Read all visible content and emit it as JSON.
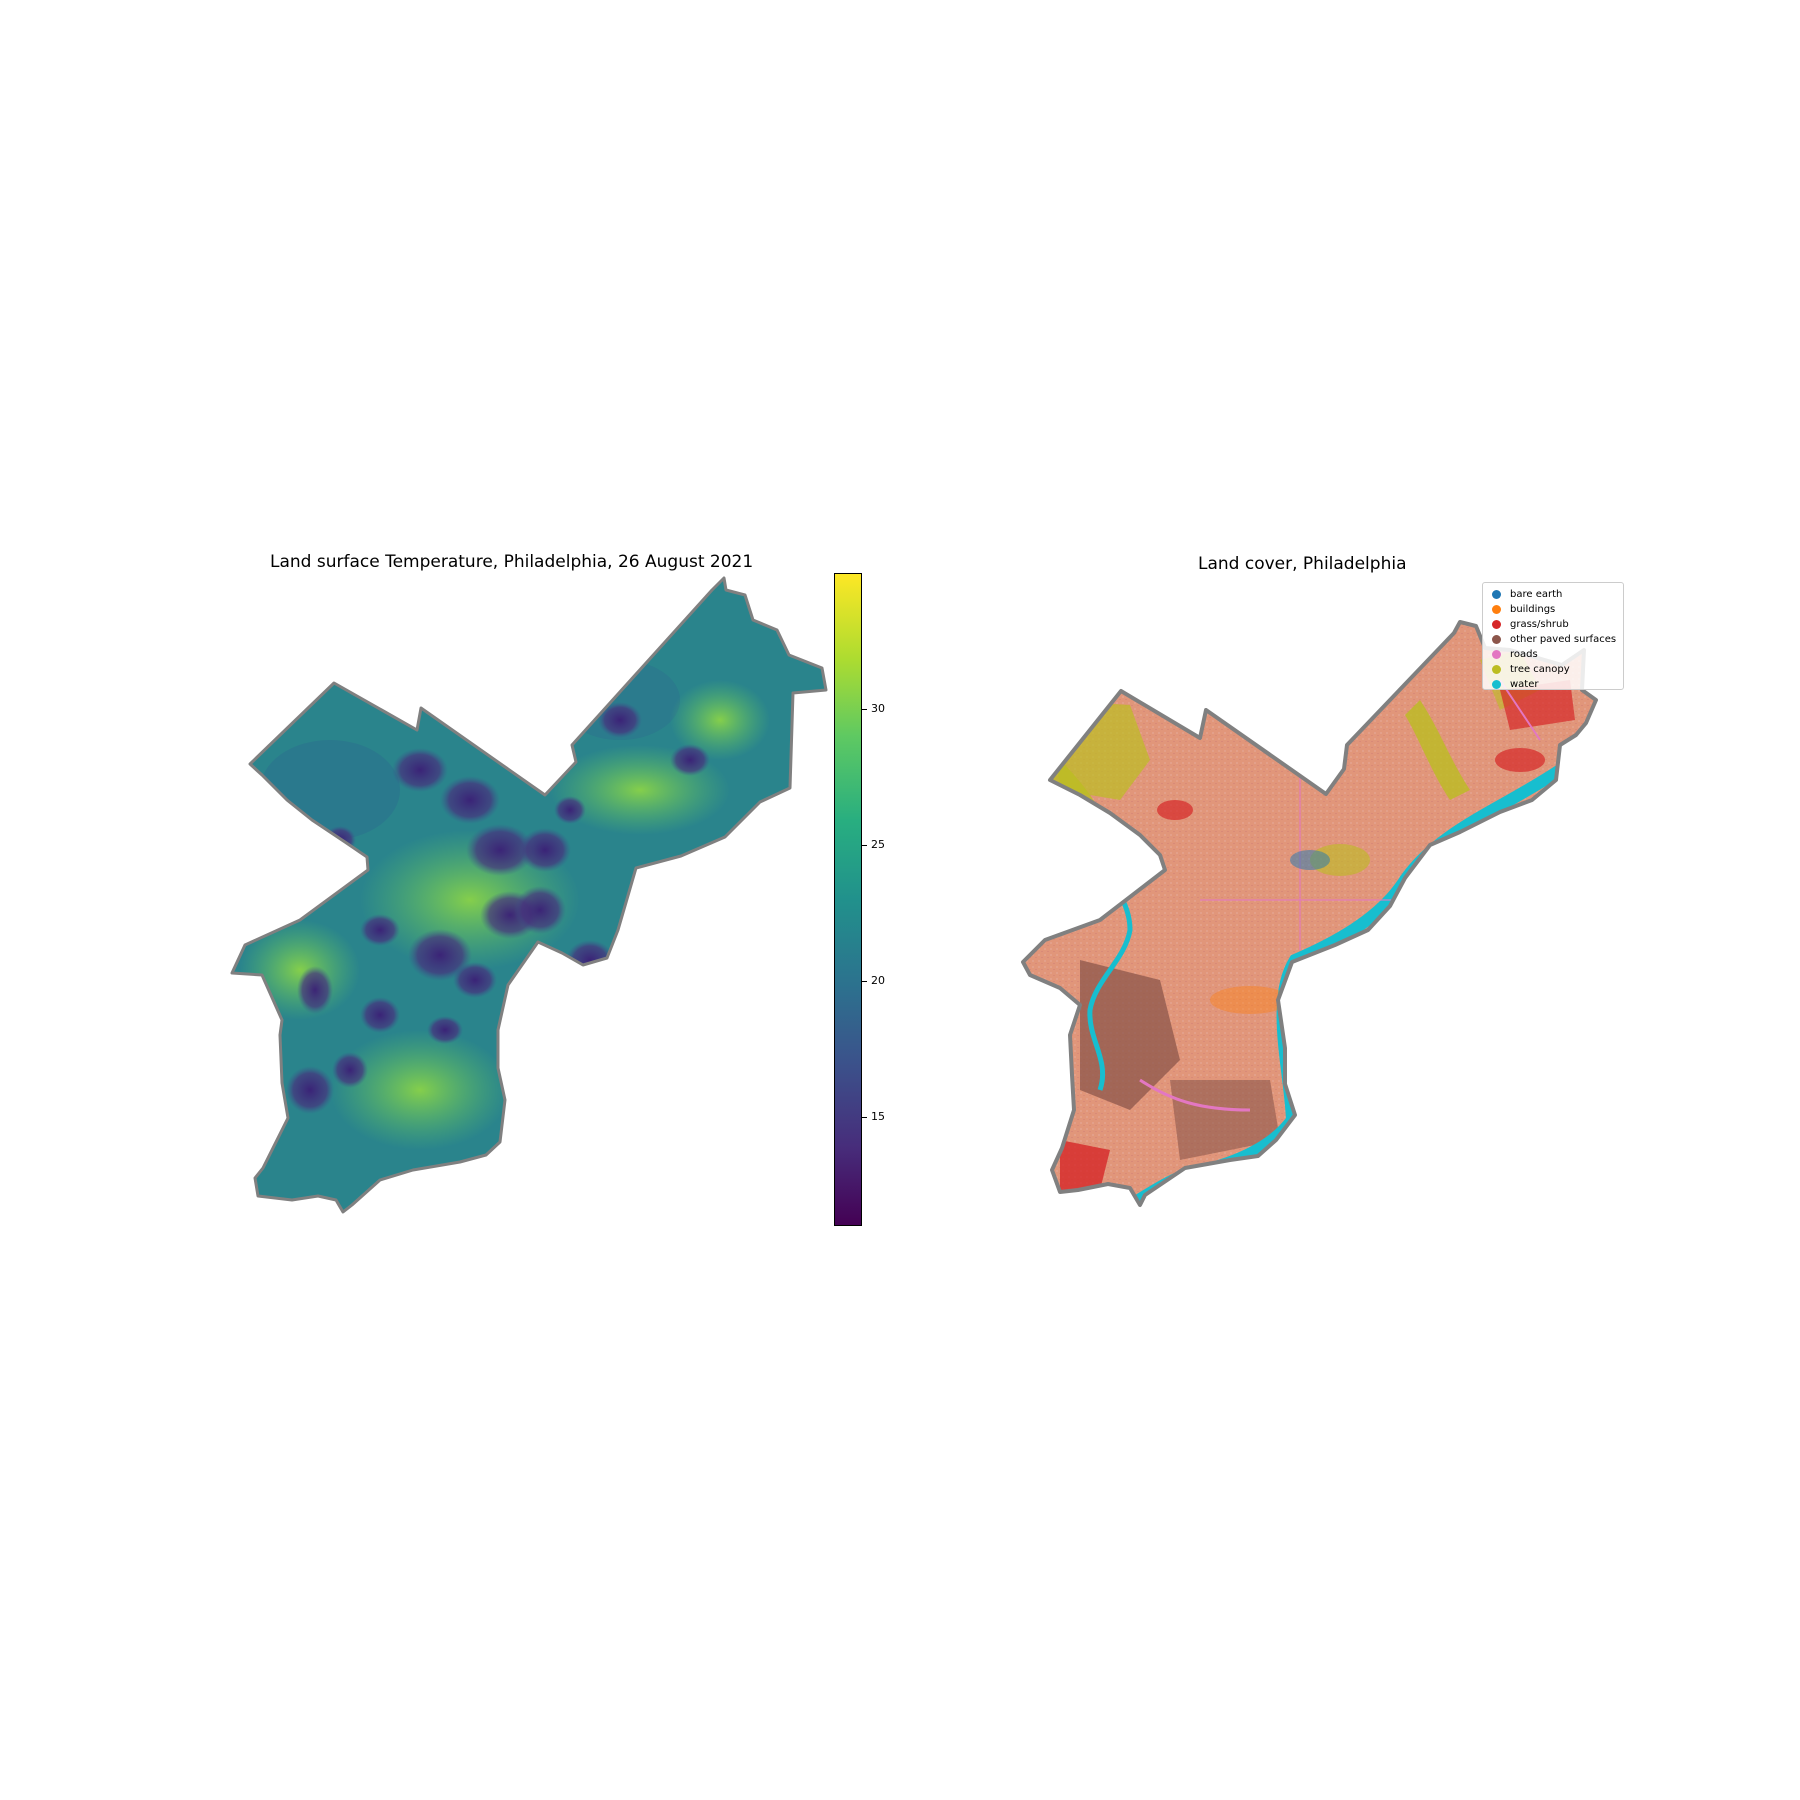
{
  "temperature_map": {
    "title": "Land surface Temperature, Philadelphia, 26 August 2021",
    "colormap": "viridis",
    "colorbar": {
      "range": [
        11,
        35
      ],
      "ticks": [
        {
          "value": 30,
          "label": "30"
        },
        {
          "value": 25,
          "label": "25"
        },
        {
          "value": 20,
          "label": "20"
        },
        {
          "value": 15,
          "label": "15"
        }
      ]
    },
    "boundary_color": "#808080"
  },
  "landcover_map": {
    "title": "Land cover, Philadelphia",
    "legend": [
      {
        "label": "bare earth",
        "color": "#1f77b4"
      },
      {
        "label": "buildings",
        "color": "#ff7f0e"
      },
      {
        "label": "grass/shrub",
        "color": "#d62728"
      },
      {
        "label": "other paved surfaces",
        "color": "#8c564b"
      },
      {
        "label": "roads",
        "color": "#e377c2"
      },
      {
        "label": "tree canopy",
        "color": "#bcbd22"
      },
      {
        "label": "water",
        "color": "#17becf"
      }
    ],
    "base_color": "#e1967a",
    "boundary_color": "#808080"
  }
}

────────────────────

Copy each line of the records above that carries the word "Philadelphia".

    "title": "Land surface Temperature, Philadelphia, 26 August 2021",
    "title": "Land cover, Philadelphia",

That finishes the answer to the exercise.